For another example, in response to receiving a request, the server may execute a program that generates data that might differ each time that the program is executed. For a more specific example, in response to receiving a request for a stock quote, a server might execute a program that determines the current price of a specified stock and generates data that indicates the price as of the time of the program's execution. The server may return the generated data in a response to the client. Of course, the price may change from time to time, so even though two separate requests might concern the same stock, the responses to those requests might differ due to the requests being received and serviced at different times. Data that is generated “on the fly” in this manner is often called “dynamic” data.
Some aspects of dynamic data, such as a current stock price, might vary with the time at which a request is received or processed. However, other aspects of dynamic data might remain the same regardless of the circumstances surrounding the request. For example, regardless of the times at which stock quote requests are received, each response to such a request might contain identical text such as “The current stock price is:” preceding the actual stock price at the moment. Thus, even dynamic data may contain static portions. Sometimes, the static portions might be relatively large.
In order to reduce the processing load on servers, and to reduce the amount of time that passes between the instant that a client sends a request and the instant that the client receives a response to that request, a network element intermediate to a client and a server may locally cache server responses that only contain static data. When the network element determines that a request is for completely static data that is already contained in a locally cached server response, instead of forwarding the request to the server, the network element sends the cached server response toward the client. As a result, the server is spared the burden of servicing the request. However, when the network element determines that a request is for dynamic data, the network element sends the request toward the server; the network element does not cache responses that might vary from request to request.
——————
→ TASK ITEM A
List every word or phrase that the passage on dynamic data and caching places inside quotation marks.
→ TASK ITEM B
Retype the stretch of the passage on dynamic data and caching that opens with the words "Some aspects of" and closes with "be relatively large.".

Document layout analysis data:
——————
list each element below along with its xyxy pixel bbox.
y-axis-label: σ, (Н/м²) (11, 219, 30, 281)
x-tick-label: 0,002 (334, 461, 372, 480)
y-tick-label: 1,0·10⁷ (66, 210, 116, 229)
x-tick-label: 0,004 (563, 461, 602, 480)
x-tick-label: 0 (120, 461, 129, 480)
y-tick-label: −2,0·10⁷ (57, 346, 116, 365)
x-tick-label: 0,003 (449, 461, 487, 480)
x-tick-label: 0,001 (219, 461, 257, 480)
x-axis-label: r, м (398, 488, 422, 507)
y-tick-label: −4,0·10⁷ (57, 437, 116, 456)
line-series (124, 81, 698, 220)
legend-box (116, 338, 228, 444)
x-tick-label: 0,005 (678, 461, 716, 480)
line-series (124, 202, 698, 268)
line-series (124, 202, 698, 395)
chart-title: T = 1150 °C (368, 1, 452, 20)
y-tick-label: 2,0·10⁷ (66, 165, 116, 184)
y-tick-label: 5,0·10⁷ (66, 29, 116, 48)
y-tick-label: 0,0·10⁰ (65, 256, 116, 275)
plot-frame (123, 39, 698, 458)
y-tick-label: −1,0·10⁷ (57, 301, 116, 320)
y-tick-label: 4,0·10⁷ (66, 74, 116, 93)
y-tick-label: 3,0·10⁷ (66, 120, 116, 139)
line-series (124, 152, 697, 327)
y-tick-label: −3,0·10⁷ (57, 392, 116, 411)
——————
→ EXERCISE ANSWER A
- on the fly
- dynamic
- The current stock price is:

→ EXERCISE ANSWER B
Some aspects of dynamic data, such as a current stock price, might vary with the time at which a request is received or processed. However, other aspects of dynamic data might remain the same regardless of the circumstances surrounding the request. For example, regardless of the times at which stock quote requests are received, each response to such a request might contain identical text such as “The current stock price is:” preceding the actual stock price at the moment. Thus, even dynamic data may contain static portions. Sometimes, the static portions might be relatively large.